- _Task goal_
Reproduce each line from the records that holds "Loss".

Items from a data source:
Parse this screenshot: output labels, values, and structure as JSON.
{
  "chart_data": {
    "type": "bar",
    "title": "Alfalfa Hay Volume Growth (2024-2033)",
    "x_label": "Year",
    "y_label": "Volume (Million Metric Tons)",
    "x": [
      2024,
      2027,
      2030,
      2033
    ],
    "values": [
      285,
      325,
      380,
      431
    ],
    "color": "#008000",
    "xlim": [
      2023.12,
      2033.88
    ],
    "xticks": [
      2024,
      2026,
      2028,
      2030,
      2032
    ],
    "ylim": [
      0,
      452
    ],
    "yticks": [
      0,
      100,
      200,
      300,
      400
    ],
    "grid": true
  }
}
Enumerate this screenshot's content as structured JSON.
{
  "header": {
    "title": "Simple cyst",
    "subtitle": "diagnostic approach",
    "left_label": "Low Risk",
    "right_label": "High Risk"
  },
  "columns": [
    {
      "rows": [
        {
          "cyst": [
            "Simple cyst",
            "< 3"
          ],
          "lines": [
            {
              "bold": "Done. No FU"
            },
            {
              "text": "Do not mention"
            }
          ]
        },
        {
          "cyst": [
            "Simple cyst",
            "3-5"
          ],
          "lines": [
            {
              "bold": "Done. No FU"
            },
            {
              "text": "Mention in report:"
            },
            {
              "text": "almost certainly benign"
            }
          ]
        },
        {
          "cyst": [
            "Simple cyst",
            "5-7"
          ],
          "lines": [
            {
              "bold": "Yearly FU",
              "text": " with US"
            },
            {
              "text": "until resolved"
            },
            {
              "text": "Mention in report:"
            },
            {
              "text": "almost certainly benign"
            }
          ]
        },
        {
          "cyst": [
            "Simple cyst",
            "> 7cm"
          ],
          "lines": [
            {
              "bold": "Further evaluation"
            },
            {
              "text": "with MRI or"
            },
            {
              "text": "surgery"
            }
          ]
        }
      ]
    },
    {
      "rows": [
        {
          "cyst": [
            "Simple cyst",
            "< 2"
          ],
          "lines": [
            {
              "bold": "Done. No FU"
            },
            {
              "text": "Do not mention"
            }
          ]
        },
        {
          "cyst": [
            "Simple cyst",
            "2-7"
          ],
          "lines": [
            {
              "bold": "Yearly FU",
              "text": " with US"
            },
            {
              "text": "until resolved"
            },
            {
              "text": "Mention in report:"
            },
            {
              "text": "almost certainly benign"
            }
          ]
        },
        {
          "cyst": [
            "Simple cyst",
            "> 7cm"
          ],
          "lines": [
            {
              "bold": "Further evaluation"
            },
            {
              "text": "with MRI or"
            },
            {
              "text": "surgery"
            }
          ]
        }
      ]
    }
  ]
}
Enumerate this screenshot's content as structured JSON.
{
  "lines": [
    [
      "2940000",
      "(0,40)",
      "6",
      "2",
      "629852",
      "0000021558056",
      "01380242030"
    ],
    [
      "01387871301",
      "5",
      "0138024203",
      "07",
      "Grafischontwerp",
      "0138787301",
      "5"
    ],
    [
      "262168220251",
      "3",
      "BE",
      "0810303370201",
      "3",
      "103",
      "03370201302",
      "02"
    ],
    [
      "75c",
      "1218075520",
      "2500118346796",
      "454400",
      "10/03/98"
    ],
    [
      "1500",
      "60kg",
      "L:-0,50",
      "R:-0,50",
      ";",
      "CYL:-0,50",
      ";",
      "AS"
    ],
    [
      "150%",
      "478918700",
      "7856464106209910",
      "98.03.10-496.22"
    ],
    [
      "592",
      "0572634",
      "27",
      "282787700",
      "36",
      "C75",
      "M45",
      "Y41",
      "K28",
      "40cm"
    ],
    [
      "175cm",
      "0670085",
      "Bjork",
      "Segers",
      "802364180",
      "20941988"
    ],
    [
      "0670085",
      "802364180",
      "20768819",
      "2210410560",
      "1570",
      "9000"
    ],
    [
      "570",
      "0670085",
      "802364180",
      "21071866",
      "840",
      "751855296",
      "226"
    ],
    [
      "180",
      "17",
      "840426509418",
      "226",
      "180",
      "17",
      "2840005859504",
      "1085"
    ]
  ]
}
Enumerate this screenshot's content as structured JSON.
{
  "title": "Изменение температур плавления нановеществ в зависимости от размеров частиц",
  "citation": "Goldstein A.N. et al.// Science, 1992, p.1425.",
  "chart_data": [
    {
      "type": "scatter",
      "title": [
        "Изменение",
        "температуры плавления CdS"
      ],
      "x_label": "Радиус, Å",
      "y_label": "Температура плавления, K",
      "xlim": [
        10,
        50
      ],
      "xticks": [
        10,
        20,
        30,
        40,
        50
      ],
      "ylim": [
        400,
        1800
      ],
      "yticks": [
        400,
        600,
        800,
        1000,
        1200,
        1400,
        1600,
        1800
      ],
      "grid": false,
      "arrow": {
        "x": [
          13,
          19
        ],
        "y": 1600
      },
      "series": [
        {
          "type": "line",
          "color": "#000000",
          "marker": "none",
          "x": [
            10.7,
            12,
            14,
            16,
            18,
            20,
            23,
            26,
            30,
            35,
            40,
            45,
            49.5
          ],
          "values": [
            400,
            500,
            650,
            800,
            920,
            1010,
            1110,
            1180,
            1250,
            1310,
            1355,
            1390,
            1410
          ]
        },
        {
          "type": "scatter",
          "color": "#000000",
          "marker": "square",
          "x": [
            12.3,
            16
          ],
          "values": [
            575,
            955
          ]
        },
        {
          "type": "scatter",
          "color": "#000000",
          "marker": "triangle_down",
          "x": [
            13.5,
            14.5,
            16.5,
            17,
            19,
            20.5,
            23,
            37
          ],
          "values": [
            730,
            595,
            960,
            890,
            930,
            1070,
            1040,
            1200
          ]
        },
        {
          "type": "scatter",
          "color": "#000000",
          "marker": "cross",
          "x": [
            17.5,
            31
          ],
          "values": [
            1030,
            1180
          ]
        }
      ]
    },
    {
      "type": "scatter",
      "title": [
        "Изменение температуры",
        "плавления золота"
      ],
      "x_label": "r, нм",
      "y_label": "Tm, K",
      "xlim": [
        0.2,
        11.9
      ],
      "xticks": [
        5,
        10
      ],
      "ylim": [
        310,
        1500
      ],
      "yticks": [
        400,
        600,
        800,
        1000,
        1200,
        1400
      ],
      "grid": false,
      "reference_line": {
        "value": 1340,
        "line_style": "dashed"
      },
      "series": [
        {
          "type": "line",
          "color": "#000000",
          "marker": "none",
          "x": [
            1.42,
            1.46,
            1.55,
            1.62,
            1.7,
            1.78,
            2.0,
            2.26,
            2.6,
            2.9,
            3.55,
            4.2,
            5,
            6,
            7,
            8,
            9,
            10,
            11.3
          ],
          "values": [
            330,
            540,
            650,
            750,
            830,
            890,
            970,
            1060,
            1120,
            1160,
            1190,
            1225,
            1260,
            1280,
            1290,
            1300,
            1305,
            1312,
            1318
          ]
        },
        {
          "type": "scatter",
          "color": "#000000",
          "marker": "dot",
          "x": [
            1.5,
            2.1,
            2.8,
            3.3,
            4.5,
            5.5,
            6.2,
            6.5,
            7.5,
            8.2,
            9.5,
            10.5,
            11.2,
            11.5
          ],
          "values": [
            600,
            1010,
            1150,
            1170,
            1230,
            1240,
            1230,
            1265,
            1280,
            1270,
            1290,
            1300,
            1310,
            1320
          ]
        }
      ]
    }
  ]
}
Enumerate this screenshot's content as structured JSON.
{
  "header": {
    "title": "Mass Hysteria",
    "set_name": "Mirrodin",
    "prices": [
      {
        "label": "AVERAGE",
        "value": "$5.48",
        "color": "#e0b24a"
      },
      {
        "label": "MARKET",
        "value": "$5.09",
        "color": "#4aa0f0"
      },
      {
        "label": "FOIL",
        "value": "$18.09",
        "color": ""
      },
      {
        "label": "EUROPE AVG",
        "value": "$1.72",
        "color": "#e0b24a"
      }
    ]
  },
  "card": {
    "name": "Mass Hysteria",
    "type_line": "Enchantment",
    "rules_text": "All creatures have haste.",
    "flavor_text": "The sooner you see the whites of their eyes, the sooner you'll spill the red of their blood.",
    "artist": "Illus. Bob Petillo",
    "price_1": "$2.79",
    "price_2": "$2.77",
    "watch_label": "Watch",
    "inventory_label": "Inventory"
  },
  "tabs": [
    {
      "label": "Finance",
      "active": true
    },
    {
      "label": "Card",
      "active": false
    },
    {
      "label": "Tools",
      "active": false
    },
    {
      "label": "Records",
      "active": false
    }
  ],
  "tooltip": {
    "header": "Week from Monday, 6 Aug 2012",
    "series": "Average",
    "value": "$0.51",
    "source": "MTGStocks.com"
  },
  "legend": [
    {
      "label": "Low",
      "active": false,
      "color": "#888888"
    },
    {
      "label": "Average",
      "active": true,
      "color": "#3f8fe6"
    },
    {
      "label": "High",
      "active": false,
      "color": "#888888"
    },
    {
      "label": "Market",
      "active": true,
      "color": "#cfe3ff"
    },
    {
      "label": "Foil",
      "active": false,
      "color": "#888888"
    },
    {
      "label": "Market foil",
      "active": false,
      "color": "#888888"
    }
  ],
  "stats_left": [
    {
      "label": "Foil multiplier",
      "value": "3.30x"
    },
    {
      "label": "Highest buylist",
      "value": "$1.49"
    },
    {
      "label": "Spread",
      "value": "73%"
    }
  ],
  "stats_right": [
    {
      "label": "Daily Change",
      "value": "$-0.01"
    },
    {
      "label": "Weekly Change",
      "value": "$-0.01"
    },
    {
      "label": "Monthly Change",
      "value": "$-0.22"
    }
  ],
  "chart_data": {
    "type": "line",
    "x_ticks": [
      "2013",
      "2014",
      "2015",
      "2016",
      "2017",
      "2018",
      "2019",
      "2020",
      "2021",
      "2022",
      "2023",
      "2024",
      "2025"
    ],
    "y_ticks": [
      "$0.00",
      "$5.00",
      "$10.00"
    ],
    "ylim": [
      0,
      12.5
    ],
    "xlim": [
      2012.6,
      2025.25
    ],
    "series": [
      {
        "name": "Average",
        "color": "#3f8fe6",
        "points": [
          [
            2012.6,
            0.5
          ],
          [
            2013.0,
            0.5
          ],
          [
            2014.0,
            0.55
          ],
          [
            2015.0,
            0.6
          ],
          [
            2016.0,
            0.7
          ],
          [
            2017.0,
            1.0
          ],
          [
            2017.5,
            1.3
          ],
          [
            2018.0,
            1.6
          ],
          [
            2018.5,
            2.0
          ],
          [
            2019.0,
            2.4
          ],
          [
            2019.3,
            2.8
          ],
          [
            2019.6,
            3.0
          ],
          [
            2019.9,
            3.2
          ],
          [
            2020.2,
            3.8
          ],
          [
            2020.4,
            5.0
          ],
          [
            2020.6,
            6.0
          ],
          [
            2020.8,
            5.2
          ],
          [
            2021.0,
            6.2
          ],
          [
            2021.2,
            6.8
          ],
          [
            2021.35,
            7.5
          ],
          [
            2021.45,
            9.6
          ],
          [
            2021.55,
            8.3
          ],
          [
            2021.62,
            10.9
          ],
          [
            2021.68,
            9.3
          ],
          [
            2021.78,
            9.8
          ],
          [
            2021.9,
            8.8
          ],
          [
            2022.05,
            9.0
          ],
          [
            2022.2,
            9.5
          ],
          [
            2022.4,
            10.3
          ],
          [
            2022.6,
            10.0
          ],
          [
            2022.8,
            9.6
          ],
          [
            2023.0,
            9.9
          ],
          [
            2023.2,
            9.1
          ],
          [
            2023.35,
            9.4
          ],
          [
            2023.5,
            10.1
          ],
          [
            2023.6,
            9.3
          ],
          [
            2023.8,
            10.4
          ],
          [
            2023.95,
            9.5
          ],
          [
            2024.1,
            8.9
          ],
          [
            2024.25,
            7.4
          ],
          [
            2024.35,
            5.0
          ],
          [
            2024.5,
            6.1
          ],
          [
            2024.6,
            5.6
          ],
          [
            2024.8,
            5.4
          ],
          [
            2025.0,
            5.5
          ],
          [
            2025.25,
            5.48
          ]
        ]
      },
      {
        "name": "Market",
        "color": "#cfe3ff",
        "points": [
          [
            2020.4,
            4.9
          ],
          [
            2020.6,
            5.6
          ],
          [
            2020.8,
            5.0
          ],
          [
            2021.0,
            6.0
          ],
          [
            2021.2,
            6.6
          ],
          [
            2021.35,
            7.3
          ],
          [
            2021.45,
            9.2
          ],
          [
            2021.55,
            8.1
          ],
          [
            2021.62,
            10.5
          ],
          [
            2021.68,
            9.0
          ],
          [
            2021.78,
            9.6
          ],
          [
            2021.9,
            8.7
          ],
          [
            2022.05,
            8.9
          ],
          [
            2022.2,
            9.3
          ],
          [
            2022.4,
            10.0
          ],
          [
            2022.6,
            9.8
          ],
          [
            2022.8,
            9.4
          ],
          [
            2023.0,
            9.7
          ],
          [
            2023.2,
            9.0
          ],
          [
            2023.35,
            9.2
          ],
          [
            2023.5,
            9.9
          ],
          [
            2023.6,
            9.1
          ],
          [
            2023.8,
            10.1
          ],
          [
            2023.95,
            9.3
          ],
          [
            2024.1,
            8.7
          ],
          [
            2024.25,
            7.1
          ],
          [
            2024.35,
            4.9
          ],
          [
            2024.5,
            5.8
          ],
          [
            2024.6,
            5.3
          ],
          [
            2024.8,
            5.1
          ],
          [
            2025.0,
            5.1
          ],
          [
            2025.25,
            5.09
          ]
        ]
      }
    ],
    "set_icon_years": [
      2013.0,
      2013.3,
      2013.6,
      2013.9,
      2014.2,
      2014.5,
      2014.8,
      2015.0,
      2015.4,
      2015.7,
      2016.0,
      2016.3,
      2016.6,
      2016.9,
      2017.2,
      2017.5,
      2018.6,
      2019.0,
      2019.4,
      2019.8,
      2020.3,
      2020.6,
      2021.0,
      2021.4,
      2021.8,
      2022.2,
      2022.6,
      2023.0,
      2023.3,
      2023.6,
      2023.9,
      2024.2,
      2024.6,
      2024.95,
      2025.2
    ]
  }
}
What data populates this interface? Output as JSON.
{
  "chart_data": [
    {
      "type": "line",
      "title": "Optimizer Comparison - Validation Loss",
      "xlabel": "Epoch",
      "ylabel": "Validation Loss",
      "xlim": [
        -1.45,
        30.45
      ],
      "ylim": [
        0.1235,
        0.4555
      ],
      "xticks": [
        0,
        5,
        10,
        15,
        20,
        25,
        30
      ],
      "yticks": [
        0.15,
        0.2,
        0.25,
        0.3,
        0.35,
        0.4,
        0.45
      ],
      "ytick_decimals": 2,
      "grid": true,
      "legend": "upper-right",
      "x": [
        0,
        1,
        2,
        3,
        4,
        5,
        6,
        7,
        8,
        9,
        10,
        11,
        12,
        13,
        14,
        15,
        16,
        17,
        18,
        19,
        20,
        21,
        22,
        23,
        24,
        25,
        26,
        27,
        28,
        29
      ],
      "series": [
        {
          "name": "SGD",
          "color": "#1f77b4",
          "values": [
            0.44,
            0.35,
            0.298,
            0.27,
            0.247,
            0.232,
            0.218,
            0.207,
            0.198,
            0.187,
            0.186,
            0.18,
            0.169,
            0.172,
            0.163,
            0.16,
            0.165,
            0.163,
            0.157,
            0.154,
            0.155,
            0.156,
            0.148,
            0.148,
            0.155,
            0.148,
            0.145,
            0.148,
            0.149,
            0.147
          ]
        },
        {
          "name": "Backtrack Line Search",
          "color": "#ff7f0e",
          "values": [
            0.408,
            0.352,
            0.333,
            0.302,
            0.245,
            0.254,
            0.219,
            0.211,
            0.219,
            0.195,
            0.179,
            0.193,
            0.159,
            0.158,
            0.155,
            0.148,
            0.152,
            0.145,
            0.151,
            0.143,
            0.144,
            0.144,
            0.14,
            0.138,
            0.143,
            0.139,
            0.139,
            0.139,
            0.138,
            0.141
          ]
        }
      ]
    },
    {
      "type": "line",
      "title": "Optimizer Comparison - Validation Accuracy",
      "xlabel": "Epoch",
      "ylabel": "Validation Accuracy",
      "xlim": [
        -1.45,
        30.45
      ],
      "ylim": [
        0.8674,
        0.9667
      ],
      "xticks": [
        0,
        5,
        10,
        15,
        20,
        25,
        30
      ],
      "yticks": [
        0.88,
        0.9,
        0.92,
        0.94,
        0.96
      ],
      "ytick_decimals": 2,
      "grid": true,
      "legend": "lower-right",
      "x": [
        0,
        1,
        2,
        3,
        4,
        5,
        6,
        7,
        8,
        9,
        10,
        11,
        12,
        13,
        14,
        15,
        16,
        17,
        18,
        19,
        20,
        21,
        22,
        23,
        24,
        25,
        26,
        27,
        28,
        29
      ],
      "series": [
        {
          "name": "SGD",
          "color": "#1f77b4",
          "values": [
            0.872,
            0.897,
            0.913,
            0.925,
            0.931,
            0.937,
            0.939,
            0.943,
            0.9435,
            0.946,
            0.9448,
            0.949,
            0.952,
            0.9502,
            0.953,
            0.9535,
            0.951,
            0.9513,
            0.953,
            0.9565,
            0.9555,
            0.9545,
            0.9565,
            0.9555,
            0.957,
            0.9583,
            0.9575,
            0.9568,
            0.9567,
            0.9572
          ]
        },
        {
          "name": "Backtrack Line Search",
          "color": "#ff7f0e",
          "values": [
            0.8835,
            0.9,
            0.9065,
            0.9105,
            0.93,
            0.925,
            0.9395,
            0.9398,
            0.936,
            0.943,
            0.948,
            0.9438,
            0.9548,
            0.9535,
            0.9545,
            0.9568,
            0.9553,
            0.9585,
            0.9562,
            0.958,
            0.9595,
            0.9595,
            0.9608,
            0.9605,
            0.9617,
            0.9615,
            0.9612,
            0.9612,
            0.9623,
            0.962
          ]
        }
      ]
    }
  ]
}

- _Solved exercise_
      "title": "Optimizer Comparison - Validation Loss",
      "ylabel": "Validation Loss",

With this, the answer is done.